**** Task input

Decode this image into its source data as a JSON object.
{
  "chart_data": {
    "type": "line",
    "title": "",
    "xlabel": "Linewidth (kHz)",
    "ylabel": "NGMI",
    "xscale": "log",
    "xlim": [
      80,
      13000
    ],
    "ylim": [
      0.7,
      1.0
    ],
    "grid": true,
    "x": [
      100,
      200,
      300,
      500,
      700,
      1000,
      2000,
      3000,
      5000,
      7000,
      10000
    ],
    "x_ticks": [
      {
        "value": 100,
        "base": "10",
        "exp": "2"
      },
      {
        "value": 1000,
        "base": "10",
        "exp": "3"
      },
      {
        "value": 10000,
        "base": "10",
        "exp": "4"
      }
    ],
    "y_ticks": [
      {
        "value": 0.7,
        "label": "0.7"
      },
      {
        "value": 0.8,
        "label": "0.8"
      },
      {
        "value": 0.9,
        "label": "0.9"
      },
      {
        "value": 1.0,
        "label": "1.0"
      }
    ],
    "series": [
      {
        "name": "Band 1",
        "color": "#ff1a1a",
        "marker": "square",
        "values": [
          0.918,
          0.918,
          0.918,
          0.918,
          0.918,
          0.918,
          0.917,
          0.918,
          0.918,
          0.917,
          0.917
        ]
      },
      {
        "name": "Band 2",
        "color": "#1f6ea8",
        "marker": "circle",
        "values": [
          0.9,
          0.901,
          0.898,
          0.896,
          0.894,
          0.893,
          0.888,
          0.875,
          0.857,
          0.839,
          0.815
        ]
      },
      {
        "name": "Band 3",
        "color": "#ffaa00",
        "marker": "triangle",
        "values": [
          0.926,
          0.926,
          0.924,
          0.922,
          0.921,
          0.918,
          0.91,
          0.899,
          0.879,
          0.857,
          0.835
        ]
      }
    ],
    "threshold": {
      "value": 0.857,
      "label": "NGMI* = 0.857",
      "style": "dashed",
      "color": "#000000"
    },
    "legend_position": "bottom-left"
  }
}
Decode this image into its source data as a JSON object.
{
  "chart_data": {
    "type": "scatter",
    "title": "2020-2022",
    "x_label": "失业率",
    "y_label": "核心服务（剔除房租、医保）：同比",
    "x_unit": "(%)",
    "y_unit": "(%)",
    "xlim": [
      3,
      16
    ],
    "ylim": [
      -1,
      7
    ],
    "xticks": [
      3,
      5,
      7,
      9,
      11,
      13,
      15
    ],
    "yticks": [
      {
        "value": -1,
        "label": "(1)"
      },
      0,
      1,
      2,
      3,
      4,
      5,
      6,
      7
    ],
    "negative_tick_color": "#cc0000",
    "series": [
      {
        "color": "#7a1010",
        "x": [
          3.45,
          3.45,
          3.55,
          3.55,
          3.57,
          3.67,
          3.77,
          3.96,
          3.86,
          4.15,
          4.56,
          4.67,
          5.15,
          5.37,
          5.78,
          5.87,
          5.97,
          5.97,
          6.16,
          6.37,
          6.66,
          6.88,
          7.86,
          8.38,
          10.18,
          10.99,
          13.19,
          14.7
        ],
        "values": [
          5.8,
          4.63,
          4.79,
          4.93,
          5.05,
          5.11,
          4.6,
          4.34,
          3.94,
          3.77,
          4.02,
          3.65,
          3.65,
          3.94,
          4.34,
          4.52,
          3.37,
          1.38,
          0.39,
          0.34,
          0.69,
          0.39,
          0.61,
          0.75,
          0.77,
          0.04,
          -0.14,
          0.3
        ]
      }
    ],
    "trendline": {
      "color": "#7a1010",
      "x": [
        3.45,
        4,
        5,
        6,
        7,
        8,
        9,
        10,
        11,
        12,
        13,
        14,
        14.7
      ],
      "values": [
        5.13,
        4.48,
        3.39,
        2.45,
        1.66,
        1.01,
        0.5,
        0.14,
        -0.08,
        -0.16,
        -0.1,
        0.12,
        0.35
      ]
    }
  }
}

********

*Short task*:
Copy out every line of the data above, exactly as given.

*Exercise result*:
Decode this image into its source data as a JSON object.
{
  "chart_data": {
    "type": "line",
    "title": "",
    "xlabel": "Linewidth (kHz)",
    "ylabel": "NGMI",
    "xscale": "log",
    "xlim": [
      80,
      13000
    ],
    "ylim": [
      0.7,
      1.0
    ],
    "grid": true,
    "x": [
      100,
      200,
      300,
      500,
      700,
      1000,
      2000,
      3000,
      5000,
      7000,
      10000
    ],
    "x_ticks": [
      {
        "value": 100,
        "base": "10",
        "exp": "2"
      },
      {
        "value": 1000,
        "base": "10",
        "exp": "3"
      },
      {
        "value": 10000,
        "base": "10",
        "exp": "4"
      }
    ],
    "y_ticks": [
      {
        "value": 0.7,
        "label": "0.7"
      },
      {
        "value": 0.8,
        "label": "0.8"
      },
      {
        "value": 0.9,
        "label": "0.9"
      },
      {
        "value": 1.0,
        "label": "1.0"
      }
    ],
    "series": [
      {
        "name": "Band 1",
        "color": "#ff1a1a",
        "marker": "square",
        "values": [
          0.918,
          0.918,
          0.918,
          0.918,
          0.918,
          0.918,
          0.917,
          0.918,
          0.918,
          0.917,
          0.917
        ]
      },
      {
        "name": "Band 2",
        "color": "#1f6ea8",
        "marker": "circle",
        "values": [
          0.9,
          0.901,
          0.898,
          0.896,
          0.894,
          0.893,
          0.888,
          0.875,
          0.857,
          0.839,
          0.815
        ]
      },
      {
        "name": "Band 3",
        "color": "#ffaa00",
        "marker": "triangle",
        "values": [
          0.926,
          0.926,
          0.924,
          0.922,
          0.921,
          0.918,
          0.91,
          0.899,
          0.879,
          0.857,
          0.835
        ]
      }
    ],
    "threshold": {
      "value": 0.857,
      "label": "NGMI* = 0.857",
      "style": "dashed",
      "color": "#000000"
    },
    "legend_position": "bottom-left"
  }
}
Decode this image into its source data as a JSON object.
{
  "chart_data": {
    "type": "scatter",
    "title": "2020-2022",
    "x_label": "失业率",
    "y_label": "核心服务（剔除房租、医保）：同比",
    "x_unit": "(%)",
    "y_unit": "(%)",
    "xlim": [
      3,
      16
    ],
    "ylim": [
      -1,
      7
    ],
    "xticks": [
      3,
      5,
      7,
      9,
      11,
      13,
      15
    ],
    "yticks": [
      {
        "value": -1,
        "label": "(1)"
      },
      0,
      1,
      2,
      3,
      4,
      5,
      6,
      7
    ],
    "negative_tick_color": "#cc0000",
    "series": [
      {
        "color": "#7a1010",
        "x": [
          3.45,
          3.45,
          3.55,
          3.55,
          3.57,
          3.67,
          3.77,
          3.96,
          3.86,
          4.15,
          4.56,
          4.67,
          5.15,
          5.37,
          5.78,
          5.87,
          5.97,
          5.97,
          6.16,
          6.37,
          6.66,
          6.88,
          7.86,
          8.38,
          10.18,
          10.99,
          13.19,
          14.7
        ],
        "values": [
          5.8,
          4.63,
          4.79,
          4.93,
          5.05,
          5.11,
          4.6,
          4.34,
          3.94,
          3.77,
          4.02,
          3.65,
          3.65,
          3.94,
          4.34,
          4.52,
          3.37,
          1.38,
          0.39,
          0.34,
          0.69,
          0.39,
          0.61,
          0.75,
          0.77,
          0.04,
          -0.14,
          0.3
        ]
      }
    ],
    "trendline": {
      "color": "#7a1010",
      "x": [
        3.45,
        4,
        5,
        6,
        7,
        8,
        9,
        10,
        11,
        12,
        13,
        14,
        14.7
      ],
      "values": [
        5.13,
        4.48,
        3.39,
        2.45,
        1.66,
        1.01,
        0.5,
        0.14,
        -0.08,
        -0.16,
        -0.1,
        0.12,
        0.35
      ]
    }
  }
}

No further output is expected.